## [Data]
--------------------

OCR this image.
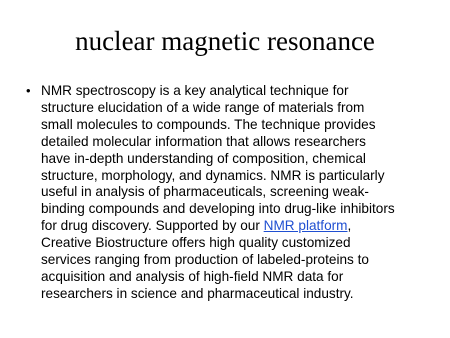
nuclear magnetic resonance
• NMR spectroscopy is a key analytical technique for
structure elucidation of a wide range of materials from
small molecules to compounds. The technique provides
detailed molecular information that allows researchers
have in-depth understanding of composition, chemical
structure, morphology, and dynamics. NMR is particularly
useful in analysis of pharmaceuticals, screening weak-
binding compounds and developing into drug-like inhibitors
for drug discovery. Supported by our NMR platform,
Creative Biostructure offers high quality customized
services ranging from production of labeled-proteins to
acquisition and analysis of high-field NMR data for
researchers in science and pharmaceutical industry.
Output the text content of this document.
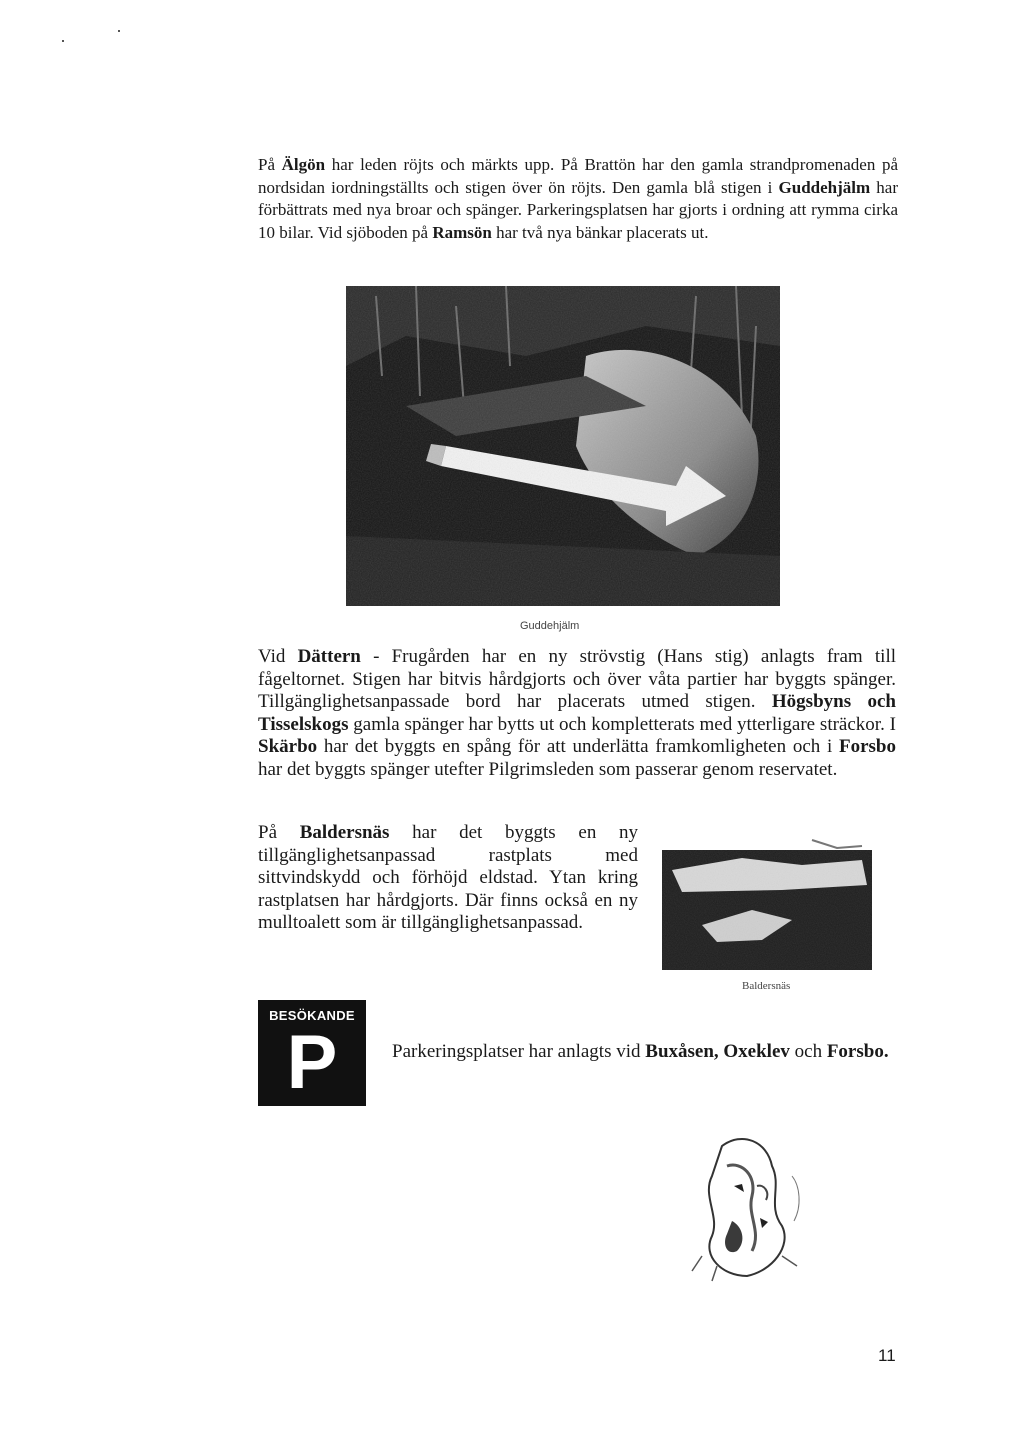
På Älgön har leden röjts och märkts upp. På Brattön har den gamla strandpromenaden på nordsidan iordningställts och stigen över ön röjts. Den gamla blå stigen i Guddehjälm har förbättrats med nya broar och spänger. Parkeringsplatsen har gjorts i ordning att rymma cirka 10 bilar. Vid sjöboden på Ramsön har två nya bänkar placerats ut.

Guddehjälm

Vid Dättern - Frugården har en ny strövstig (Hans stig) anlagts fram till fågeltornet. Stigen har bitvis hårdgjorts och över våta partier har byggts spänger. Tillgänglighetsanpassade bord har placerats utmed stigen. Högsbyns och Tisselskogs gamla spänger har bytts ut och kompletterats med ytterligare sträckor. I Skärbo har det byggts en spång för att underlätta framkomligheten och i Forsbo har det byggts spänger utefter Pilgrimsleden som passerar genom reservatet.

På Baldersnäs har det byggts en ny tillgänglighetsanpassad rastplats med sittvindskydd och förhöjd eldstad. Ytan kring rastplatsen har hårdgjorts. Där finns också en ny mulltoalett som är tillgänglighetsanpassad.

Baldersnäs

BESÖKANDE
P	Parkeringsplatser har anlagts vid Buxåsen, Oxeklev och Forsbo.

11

--------------------

## [How to complete this task]
Pictures are to be omitted from the copy. Reproduce exactly, and only, the lines from the one containing "Output the text content of this document." to the end of the listing above.

## [Answer to the exercise]
Output the text content of this document.
På Älgön har leden röjts och märkts upp. På Brattön har den gamla strandpromenaden på nordsidan iordningställts och stigen över ön röjts. Den gamla blå stigen i Guddehjälm har förbättrats med nya broar och spänger. Parkeringsplatsen har gjorts i ordning att rymma cirka 10 bilar. Vid sjöboden på Ramsön har två nya bänkar placerats ut.

Guddehjälm

Vid Dättern - Frugården har en ny strövstig (Hans stig) anlagts fram till fågeltornet. Stigen har bitvis hårdgjorts och över våta partier har byggts spänger. Tillgänglighetsanpassade bord har placerats utmed stigen. Högsbyns och Tisselskogs gamla spänger har bytts ut och kompletterats med ytterligare sträckor. I Skärbo har det byggts en spång för att underlätta framkomligheten och i Forsbo har det byggts spänger utefter Pilgrimsleden som passerar genom reservatet.

På Baldersnäs har det byggts en ny tillgänglighetsanpassad rastplats med sittvindskydd och förhöjd eldstad. Ytan kring rastplatsen har hårdgjorts. Där finns också en ny mulltoalett som är tillgänglighetsanpassad.

Baldersnäs

BESÖKANDE
P	Parkeringsplatser har anlagts vid Buxåsen, Oxeklev och Forsbo.

11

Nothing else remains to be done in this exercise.